* Task to complete *
Every record below should be printed exactly as it appears.

[Stored records]
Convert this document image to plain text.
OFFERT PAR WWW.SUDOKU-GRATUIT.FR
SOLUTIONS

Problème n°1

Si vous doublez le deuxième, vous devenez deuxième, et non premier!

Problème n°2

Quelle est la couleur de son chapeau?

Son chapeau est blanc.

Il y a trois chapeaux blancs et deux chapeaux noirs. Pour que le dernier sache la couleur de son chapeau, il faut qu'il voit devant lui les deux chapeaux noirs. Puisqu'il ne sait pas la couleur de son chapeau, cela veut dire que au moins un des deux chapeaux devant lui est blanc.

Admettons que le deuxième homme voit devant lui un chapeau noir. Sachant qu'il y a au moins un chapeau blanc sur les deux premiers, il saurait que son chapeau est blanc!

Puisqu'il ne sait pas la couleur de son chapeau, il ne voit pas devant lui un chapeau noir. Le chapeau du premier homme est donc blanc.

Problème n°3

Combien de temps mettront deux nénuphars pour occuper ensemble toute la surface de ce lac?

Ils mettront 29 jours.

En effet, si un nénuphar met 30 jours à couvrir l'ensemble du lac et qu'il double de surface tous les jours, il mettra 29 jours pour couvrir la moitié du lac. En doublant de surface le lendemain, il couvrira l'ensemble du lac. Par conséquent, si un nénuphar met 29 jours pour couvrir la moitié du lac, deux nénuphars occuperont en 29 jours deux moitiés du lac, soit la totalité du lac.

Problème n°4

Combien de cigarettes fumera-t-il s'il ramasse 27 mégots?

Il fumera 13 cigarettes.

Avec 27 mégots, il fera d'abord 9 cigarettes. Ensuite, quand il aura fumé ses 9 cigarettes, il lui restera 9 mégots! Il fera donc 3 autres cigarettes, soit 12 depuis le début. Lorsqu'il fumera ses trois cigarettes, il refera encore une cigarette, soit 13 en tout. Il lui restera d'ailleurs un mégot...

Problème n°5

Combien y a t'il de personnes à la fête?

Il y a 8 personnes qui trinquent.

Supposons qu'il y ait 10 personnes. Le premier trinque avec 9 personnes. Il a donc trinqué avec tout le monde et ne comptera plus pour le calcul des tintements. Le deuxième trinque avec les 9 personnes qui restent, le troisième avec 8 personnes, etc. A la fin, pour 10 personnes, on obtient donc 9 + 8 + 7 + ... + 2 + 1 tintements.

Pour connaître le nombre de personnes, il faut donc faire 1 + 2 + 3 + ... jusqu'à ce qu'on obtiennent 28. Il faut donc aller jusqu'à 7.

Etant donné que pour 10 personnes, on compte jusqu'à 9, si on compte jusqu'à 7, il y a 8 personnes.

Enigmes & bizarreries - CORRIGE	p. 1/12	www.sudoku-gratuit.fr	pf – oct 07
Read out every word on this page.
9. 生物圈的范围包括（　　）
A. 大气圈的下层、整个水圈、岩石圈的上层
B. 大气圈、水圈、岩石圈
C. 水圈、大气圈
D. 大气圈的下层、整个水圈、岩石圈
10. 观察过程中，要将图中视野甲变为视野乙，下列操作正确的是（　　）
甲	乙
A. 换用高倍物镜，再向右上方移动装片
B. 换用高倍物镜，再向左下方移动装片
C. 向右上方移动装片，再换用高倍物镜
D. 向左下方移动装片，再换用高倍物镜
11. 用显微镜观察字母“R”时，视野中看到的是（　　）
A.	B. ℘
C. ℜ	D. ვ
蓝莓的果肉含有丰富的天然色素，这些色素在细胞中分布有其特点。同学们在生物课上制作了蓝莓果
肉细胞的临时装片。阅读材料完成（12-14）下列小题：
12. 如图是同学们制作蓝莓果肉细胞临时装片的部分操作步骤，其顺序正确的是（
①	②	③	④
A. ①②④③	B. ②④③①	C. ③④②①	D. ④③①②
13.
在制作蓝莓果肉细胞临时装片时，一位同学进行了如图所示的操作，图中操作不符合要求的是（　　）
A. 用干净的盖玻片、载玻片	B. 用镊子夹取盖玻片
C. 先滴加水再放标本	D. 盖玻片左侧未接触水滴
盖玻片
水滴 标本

* Finished exercise *
Convert this document image to plain text.
OFFERT PAR WWW.SUDOKU-GRATUIT.FR
SOLUTIONS

Problème n°1

Si vous doublez le deuxième, vous devenez deuxième, et non premier!

Problème n°2

Quelle est la couleur de son chapeau?

Son chapeau est blanc.

Il y a trois chapeaux blancs et deux chapeaux noirs. Pour que le dernier sache la couleur de son chapeau, il faut qu'il voit devant lui les deux chapeaux noirs. Puisqu'il ne sait pas la couleur de son chapeau, cela veut dire que au moins un des deux chapeaux devant lui est blanc.

Admettons que le deuxième homme voit devant lui un chapeau noir. Sachant qu'il y a au moins un chapeau blanc sur les deux premiers, il saurait que son chapeau est blanc!

Puisqu'il ne sait pas la couleur de son chapeau, il ne voit pas devant lui un chapeau noir. Le chapeau du premier homme est donc blanc.

Problème n°3

Combien de temps mettront deux nénuphars pour occuper ensemble toute la surface de ce lac?

Ils mettront 29 jours.

En effet, si un nénuphar met 30 jours à couvrir l'ensemble du lac et qu'il double de surface tous les jours, il mettra 29 jours pour couvrir la moitié du lac. En doublant de surface le lendemain, il couvrira l'ensemble du lac. Par conséquent, si un nénuphar met 29 jours pour couvrir la moitié du lac, deux nénuphars occuperont en 29 jours deux moitiés du lac, soit la totalité du lac.

Problème n°4

Combien de cigarettes fumera-t-il s'il ramasse 27 mégots?

Il fumera 13 cigarettes.

Avec 27 mégots, il fera d'abord 9 cigarettes. Ensuite, quand il aura fumé ses 9 cigarettes, il lui restera 9 mégots! Il fera donc 3 autres cigarettes, soit 12 depuis le début. Lorsqu'il fumera ses trois cigarettes, il refera encore une cigarette, soit 13 en tout. Il lui restera d'ailleurs un mégot...

Problème n°5

Combien y a t'il de personnes à la fête?

Il y a 8 personnes qui trinquent.

Supposons qu'il y ait 10 personnes. Le premier trinque avec 9 personnes. Il a donc trinqué avec tout le monde et ne comptera plus pour le calcul des tintements. Le deuxième trinque avec les 9 personnes qui restent, le troisième avec 8 personnes, etc. A la fin, pour 10 personnes, on obtient donc 9 + 8 + 7 + ... + 2 + 1 tintements.

Pour connaître le nombre de personnes, il faut donc faire 1 + 2 + 3 + ... jusqu'à ce qu'on obtiennent 28. Il faut donc aller jusqu'à 7.

Etant donné que pour 10 personnes, on compte jusqu'à 9, si on compte jusqu'à 7, il y a 8 personnes.

Enigmes & bizarreries - CORRIGE	p. 1/12	www.sudoku-gratuit.fr	pf – oct 07
Read out every word on this page.
9. 生物圈的范围包括（　　）
A. 大气圈的下层、整个水圈、岩石圈的上层
B. 大气圈、水圈、岩石圈
C. 水圈、大气圈
D. 大气圈的下层、整个水圈、岩石圈
10. 观察过程中，要将图中视野甲变为视野乙，下列操作正确的是（　　）
甲	乙
A. 换用高倍物镜，再向右上方移动装片
B. 换用高倍物镜，再向左下方移动装片
C. 向右上方移动装片，再换用高倍物镜
D. 向左下方移动装片，再换用高倍物镜
11. 用显微镜观察字母“R”时，视野中看到的是（　　）
A.	B. ℘
C. ℜ	D. ვ
蓝莓的果肉含有丰富的天然色素，这些色素在细胞中分布有其特点。同学们在生物课上制作了蓝莓果
肉细胞的临时装片。阅读材料完成（12-14）下列小题：
12. 如图是同学们制作蓝莓果肉细胞临时装片的部分操作步骤，其顺序正确的是（
①	②	③	④
A. ①②④③	B. ②④③①	C. ③④②①	D. ④③①②
13.
在制作蓝莓果肉细胞临时装片时，一位同学进行了如图所示的操作，图中操作不符合要求的是（　　）
A. 用干净的盖玻片、载玻片	B. 用镊子夹取盖玻片
C. 先滴加水再放标本	D. 盖玻片左侧未接触水滴
盖玻片
水滴 标本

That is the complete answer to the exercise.